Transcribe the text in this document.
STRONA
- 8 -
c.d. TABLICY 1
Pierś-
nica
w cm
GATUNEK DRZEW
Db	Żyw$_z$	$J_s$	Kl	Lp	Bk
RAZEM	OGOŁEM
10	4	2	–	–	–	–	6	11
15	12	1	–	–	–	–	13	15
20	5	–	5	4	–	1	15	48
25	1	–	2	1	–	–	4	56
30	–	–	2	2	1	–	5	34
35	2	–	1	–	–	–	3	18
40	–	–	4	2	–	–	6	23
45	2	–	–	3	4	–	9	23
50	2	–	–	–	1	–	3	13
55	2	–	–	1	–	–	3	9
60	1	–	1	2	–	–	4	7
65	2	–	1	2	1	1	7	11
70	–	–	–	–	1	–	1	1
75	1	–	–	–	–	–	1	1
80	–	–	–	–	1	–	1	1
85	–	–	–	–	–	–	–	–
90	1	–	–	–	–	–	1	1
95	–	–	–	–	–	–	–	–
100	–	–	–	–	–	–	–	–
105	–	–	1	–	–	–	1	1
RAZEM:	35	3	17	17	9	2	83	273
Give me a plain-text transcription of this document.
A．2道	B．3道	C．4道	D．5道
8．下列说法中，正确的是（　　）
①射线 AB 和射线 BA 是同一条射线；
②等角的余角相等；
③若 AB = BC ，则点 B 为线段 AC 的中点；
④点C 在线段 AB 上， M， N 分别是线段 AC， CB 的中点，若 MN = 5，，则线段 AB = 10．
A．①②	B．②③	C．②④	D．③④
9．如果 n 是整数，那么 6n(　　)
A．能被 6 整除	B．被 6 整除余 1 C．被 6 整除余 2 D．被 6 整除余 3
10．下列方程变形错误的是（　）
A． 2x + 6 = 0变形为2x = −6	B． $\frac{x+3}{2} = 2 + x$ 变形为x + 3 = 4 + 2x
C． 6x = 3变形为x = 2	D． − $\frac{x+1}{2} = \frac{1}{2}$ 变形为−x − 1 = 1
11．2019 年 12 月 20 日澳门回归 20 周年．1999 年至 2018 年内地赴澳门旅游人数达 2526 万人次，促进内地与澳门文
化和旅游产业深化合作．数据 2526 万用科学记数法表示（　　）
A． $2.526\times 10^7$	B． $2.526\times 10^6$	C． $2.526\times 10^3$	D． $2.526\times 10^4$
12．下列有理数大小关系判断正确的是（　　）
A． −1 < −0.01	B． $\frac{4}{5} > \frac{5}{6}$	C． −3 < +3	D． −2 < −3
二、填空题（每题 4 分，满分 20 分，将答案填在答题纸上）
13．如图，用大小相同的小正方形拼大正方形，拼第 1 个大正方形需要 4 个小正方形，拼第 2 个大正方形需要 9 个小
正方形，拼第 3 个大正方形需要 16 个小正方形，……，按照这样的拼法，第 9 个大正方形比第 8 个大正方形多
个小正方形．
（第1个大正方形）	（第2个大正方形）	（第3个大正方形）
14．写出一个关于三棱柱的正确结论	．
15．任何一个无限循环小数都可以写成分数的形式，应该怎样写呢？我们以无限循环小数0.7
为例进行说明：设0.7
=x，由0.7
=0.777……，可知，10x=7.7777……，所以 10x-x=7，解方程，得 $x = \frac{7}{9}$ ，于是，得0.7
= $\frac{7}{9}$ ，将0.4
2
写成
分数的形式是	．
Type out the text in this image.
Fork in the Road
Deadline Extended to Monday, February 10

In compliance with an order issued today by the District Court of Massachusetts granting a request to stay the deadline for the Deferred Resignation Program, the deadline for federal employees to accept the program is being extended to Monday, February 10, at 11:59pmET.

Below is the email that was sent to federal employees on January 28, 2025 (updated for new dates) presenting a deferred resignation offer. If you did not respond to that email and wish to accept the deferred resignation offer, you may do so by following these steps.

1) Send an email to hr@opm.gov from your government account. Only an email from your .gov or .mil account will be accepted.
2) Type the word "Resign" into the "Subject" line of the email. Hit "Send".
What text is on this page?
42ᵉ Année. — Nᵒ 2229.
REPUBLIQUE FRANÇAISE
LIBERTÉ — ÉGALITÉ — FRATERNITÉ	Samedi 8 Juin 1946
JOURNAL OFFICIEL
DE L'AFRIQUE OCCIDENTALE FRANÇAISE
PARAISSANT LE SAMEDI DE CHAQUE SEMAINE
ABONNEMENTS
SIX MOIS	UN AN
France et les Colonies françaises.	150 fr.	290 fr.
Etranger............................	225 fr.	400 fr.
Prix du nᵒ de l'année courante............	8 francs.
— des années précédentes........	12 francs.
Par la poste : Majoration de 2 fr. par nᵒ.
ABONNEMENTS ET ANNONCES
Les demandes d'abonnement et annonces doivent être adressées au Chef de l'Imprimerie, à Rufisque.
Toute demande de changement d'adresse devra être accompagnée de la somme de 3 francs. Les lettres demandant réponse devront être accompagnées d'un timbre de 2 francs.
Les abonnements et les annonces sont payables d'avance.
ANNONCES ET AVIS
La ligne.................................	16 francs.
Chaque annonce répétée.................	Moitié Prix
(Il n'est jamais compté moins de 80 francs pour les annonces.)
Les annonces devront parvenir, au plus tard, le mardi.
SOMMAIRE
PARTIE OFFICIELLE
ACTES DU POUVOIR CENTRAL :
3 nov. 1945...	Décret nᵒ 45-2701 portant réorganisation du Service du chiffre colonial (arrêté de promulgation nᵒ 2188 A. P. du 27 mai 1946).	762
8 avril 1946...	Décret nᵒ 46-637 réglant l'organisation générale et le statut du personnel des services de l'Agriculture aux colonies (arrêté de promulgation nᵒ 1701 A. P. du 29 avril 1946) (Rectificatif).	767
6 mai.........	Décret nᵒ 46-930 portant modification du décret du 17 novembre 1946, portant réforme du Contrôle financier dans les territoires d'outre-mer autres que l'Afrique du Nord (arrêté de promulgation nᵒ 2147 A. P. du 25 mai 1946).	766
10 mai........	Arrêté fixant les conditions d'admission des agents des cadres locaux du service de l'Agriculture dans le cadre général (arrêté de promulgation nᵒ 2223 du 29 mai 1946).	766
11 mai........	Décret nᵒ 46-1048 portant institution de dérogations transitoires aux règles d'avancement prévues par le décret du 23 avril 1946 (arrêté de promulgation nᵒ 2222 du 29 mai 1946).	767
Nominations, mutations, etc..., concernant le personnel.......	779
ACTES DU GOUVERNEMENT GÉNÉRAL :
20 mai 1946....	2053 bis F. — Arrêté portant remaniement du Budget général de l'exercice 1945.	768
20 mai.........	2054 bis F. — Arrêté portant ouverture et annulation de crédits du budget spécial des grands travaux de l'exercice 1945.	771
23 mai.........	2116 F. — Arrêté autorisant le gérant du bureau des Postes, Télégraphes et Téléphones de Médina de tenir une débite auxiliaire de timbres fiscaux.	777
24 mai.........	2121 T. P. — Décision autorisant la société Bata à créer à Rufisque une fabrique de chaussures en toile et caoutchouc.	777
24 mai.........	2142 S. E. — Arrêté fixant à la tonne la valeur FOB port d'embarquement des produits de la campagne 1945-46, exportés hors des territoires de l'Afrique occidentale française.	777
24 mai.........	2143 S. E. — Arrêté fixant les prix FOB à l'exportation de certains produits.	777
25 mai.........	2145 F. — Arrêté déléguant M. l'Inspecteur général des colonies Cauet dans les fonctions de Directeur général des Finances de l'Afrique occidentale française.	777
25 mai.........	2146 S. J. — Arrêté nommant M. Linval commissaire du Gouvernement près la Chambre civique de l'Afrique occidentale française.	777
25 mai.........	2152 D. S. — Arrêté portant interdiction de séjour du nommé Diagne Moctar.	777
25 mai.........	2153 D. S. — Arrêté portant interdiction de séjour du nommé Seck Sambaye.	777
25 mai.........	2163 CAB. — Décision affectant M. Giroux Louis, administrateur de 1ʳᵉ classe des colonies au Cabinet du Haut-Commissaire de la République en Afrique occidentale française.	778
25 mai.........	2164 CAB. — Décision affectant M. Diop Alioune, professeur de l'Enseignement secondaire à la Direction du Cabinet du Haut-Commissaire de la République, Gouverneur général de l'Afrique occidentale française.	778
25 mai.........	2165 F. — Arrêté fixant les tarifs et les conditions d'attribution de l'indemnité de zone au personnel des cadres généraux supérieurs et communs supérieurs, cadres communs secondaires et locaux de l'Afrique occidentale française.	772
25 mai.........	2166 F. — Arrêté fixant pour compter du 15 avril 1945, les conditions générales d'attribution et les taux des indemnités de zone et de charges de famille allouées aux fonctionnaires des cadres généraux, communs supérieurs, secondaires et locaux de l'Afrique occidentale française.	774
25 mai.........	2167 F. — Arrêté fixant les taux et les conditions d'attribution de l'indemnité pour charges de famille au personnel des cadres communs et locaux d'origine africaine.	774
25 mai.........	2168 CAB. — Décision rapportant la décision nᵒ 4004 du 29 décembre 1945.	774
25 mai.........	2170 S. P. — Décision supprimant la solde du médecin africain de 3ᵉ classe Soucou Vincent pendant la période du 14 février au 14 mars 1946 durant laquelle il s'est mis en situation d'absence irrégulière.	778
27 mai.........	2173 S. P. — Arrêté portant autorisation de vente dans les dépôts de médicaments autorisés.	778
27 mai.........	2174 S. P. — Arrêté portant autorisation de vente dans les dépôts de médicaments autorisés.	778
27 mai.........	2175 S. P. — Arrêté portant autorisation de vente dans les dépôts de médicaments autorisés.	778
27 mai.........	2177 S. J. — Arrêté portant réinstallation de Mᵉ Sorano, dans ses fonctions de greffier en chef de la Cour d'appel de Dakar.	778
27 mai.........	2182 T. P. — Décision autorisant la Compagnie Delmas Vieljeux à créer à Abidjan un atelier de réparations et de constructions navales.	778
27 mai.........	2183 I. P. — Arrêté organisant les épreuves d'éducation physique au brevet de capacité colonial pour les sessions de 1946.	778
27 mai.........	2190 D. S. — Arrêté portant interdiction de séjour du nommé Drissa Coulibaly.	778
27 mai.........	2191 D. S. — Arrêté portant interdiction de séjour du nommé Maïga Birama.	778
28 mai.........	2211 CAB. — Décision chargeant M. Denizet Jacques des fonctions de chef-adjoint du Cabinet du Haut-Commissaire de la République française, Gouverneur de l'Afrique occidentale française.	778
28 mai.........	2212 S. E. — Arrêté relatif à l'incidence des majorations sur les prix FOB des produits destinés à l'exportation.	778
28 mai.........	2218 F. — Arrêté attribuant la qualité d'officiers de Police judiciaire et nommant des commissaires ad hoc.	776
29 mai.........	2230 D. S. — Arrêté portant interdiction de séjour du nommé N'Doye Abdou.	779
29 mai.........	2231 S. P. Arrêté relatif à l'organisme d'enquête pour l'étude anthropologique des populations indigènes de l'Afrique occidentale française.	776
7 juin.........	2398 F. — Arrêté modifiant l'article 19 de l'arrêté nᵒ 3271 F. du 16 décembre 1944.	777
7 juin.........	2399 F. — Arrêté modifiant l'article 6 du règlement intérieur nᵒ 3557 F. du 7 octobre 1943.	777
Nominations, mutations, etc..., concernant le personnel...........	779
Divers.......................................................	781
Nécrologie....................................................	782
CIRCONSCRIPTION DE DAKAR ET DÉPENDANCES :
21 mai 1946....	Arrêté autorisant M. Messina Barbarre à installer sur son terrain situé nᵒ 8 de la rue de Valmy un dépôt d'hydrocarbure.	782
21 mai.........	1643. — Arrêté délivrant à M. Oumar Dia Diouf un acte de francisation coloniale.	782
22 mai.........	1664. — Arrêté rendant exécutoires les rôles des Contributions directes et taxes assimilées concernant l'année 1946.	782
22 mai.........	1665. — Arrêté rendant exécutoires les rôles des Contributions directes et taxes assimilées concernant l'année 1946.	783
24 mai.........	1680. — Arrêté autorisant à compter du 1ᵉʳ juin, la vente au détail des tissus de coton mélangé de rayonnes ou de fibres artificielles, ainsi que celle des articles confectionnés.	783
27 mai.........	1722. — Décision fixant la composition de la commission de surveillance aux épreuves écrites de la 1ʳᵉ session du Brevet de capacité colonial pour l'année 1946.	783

□ □ □

_What is needed:_ Scan the data above and copy every line with "this" in it.

_Reply to the exercise:_
Transcribe the text in this document.
Give me a plain-text transcription of this document.
Type out the text in this image.
What text is on this page?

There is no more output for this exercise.